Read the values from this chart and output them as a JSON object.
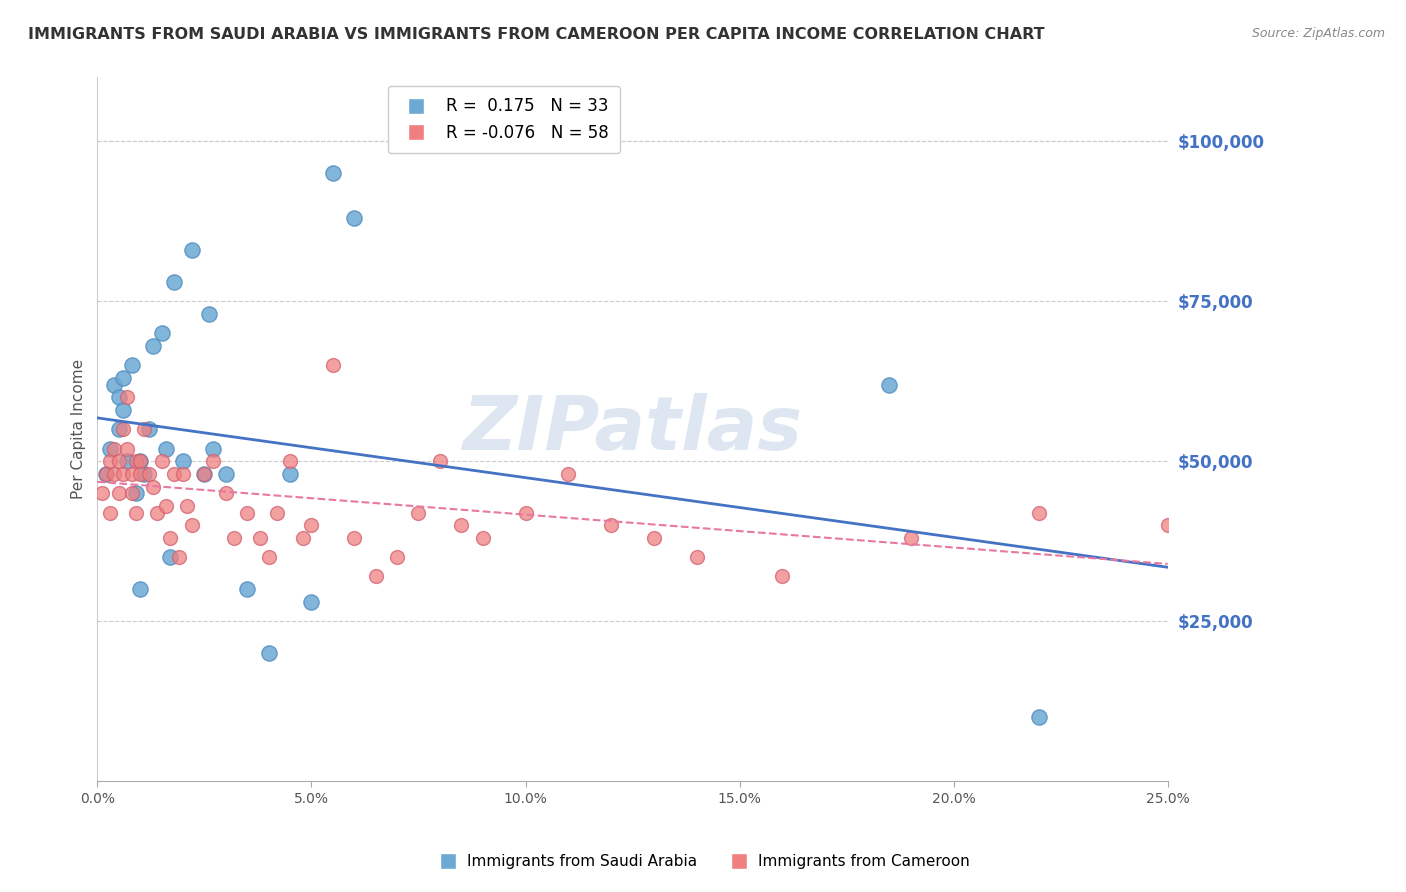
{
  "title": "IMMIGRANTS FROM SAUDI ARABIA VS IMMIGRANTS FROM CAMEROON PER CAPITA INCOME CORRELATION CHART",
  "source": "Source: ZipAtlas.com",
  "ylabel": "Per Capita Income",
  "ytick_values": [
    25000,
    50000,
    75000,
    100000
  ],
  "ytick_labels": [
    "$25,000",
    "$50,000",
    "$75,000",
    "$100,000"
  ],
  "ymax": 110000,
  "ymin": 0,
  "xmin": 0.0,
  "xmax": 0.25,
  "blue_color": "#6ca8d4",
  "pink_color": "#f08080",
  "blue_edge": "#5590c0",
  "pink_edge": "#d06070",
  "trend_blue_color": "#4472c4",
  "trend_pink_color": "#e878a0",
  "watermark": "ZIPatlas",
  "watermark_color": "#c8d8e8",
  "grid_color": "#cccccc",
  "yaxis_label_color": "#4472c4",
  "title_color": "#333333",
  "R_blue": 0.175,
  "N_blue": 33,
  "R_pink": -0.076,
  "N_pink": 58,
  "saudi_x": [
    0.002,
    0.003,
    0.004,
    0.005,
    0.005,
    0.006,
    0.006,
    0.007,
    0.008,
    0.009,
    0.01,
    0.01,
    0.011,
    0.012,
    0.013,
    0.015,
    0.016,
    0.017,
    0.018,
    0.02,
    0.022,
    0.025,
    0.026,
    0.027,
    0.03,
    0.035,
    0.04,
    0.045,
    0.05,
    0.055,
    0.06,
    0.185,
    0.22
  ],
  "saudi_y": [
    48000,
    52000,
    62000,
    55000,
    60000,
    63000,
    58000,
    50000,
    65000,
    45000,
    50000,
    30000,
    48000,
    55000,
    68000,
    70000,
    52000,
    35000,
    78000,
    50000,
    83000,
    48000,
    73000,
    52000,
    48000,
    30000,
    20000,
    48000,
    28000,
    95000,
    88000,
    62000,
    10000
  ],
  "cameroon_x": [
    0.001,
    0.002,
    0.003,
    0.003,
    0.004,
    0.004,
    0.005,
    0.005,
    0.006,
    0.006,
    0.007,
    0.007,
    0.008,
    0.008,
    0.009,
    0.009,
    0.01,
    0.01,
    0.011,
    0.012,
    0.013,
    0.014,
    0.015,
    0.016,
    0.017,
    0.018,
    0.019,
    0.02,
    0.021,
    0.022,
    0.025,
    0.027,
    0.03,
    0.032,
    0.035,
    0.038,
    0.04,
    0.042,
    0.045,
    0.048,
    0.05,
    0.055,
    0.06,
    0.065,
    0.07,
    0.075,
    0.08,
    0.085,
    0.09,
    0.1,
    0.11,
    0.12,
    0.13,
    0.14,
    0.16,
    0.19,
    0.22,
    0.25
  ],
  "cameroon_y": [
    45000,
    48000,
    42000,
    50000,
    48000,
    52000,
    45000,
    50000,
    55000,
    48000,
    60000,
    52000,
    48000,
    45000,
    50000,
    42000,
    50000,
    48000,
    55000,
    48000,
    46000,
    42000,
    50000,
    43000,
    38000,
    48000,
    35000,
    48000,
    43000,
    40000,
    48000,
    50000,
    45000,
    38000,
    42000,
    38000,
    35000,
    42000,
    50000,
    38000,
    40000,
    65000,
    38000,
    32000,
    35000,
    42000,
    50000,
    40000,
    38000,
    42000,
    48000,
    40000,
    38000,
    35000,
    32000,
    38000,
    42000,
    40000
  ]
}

^^^^^^^^

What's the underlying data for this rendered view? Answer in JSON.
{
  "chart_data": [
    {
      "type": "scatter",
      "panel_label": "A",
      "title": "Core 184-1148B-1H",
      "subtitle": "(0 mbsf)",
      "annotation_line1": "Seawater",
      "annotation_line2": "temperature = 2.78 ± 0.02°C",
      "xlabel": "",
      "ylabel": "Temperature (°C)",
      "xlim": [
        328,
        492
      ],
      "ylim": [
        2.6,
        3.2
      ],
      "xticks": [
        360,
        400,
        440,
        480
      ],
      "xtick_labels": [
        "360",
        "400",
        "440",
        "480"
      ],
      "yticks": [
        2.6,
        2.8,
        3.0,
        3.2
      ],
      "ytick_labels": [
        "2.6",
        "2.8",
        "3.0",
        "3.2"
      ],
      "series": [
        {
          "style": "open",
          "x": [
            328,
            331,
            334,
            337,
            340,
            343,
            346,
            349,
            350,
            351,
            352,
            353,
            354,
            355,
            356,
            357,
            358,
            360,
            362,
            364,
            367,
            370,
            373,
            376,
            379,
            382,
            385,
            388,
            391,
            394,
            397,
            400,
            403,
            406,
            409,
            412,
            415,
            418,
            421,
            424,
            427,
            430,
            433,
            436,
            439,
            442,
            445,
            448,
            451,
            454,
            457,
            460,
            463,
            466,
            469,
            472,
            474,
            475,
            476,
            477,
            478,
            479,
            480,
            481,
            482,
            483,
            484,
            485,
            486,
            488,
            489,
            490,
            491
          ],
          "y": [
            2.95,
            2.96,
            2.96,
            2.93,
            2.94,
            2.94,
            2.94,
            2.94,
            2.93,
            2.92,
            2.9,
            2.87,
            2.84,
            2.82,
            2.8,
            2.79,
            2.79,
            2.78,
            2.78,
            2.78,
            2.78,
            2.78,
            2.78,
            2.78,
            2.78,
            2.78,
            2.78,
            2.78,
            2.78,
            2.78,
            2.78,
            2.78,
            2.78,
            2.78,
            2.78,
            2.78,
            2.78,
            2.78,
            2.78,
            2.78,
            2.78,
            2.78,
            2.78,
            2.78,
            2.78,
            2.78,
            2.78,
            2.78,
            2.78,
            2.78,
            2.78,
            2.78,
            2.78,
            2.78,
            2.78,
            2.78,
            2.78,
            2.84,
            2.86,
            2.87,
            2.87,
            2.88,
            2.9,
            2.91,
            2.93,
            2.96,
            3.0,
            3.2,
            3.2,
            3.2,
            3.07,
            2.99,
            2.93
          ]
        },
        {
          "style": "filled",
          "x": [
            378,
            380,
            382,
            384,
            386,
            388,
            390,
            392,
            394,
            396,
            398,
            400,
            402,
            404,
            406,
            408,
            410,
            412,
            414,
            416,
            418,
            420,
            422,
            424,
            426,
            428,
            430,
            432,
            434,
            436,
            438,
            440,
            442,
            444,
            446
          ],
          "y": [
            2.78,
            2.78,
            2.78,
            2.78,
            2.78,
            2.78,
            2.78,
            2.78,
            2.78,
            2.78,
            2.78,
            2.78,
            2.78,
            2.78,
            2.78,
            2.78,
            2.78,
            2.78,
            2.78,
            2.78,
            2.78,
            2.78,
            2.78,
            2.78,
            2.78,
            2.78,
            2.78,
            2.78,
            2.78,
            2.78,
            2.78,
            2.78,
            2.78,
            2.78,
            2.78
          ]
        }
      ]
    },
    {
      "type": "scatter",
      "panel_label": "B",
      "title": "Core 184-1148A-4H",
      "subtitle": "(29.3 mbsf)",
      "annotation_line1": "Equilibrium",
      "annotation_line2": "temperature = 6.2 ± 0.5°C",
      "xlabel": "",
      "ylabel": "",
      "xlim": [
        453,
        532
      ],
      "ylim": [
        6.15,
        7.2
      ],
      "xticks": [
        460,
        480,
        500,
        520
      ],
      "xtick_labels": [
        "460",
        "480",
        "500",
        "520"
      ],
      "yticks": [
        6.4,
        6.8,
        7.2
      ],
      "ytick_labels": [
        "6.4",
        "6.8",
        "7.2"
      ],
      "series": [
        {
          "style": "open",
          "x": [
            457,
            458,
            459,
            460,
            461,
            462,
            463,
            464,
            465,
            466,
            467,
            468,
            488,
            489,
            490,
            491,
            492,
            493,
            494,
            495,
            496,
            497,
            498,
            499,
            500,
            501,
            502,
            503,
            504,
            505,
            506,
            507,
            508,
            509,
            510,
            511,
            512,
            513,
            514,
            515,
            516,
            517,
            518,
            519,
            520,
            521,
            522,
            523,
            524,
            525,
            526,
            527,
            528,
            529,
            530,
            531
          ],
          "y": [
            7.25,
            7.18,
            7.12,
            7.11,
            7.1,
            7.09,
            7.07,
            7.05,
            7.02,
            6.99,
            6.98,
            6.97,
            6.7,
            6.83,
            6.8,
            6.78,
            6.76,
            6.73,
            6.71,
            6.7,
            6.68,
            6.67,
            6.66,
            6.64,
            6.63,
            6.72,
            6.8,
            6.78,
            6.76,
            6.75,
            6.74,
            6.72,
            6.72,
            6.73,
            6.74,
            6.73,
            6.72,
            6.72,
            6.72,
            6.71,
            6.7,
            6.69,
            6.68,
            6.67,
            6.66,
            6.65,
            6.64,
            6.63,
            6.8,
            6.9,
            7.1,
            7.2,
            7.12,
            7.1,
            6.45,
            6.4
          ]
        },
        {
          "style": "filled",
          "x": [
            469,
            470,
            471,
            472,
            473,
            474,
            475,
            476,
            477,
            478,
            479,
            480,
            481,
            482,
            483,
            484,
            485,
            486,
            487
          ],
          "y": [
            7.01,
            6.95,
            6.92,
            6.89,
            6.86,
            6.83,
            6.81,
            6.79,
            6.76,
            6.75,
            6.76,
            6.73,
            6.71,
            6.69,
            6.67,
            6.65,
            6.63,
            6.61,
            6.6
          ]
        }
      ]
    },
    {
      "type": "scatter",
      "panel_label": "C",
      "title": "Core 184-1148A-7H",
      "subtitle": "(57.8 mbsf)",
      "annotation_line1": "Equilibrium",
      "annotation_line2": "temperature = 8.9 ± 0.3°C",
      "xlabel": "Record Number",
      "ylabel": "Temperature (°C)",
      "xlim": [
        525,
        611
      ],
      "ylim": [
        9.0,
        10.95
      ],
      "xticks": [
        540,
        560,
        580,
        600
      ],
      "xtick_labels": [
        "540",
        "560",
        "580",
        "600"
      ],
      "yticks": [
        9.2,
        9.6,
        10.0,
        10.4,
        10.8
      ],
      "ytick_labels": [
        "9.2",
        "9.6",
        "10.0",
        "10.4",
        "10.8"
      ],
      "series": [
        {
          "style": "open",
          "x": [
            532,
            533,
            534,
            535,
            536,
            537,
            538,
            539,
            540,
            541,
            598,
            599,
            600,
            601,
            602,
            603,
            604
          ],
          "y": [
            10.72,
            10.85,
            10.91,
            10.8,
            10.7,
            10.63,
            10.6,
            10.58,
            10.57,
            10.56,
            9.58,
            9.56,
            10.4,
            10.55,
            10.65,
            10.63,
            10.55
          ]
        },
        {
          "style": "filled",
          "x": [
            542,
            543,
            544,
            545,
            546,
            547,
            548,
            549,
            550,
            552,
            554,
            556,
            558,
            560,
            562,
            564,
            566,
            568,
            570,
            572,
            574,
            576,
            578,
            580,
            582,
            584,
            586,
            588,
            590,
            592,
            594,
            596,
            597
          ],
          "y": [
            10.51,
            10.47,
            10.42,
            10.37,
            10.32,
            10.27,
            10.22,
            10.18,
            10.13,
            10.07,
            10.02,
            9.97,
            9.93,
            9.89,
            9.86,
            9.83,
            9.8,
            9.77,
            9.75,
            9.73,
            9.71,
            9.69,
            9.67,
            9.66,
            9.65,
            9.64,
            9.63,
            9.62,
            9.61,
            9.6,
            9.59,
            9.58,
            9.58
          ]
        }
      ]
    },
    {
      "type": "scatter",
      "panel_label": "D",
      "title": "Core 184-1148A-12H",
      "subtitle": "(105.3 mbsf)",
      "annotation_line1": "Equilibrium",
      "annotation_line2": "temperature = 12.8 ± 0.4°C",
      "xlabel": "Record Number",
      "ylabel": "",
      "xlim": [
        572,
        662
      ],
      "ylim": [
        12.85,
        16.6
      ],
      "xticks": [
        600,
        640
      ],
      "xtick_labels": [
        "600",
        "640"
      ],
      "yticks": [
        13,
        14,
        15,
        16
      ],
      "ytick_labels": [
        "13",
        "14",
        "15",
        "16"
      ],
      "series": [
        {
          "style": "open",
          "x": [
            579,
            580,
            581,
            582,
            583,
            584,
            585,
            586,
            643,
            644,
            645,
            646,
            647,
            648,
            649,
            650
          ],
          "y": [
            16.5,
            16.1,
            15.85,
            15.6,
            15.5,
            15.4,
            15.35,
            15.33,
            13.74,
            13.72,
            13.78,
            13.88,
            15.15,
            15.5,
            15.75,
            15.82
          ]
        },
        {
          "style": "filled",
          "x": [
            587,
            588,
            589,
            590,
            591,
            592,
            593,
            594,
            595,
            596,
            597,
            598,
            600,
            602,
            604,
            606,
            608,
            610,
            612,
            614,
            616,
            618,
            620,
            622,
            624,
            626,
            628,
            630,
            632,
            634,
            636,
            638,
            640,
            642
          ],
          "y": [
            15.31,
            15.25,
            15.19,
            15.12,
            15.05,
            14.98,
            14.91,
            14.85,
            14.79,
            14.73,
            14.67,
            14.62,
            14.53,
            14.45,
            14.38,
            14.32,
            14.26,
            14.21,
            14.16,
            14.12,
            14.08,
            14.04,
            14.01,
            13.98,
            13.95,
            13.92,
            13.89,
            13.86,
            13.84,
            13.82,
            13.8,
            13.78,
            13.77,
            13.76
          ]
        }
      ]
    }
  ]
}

^^^^^^^^

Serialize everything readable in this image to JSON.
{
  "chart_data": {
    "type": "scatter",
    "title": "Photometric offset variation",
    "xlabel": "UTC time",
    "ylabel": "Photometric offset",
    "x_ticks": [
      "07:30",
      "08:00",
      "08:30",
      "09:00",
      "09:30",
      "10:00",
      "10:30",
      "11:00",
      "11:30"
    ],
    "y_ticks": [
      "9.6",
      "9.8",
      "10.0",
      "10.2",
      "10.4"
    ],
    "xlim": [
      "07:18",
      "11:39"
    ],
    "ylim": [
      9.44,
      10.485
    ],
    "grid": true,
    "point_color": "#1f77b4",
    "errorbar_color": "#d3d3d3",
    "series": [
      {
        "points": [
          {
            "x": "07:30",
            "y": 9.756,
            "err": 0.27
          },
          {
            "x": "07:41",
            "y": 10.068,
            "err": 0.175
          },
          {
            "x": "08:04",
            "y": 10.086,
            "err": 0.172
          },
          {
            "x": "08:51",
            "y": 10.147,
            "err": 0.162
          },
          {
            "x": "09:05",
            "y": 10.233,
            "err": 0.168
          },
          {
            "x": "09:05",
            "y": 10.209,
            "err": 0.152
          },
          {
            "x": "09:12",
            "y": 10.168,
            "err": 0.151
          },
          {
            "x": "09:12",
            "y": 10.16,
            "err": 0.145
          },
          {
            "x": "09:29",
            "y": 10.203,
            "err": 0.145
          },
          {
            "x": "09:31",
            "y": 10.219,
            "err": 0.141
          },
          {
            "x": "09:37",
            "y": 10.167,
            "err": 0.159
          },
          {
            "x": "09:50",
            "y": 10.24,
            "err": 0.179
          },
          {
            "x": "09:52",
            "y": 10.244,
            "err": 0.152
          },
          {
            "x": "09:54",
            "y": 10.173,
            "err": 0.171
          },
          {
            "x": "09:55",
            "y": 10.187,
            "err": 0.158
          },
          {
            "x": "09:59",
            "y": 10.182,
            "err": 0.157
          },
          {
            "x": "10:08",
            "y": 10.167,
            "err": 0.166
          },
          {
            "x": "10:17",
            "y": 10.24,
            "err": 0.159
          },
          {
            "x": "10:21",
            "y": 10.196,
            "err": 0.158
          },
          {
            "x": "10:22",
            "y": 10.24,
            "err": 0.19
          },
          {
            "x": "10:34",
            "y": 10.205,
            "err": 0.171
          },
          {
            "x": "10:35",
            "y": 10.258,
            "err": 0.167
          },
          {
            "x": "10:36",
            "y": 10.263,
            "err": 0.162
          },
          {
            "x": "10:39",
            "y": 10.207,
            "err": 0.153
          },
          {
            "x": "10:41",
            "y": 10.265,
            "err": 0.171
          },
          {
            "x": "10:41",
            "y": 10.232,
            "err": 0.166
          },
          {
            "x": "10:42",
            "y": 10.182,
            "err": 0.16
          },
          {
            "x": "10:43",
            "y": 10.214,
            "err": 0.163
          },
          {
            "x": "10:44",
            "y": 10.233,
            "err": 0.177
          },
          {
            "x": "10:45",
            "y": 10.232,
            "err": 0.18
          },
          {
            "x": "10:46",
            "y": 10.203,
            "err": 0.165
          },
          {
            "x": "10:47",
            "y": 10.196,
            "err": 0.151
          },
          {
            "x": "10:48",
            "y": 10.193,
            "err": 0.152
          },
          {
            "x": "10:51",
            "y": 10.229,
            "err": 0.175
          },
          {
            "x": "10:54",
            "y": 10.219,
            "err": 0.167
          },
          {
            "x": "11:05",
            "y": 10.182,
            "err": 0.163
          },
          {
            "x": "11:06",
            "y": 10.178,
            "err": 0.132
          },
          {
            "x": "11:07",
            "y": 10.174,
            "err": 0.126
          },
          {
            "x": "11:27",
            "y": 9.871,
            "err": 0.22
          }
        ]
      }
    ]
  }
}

^^^^^^^^

Direction: Copy each line of the listing that holds the word "JSON".

Solution for this exercise:
Read the values from this chart and output them as a JSON object.
What's the underlying data for this rendered view? Answer in JSON.
Serialize everything readable in this image to JSON.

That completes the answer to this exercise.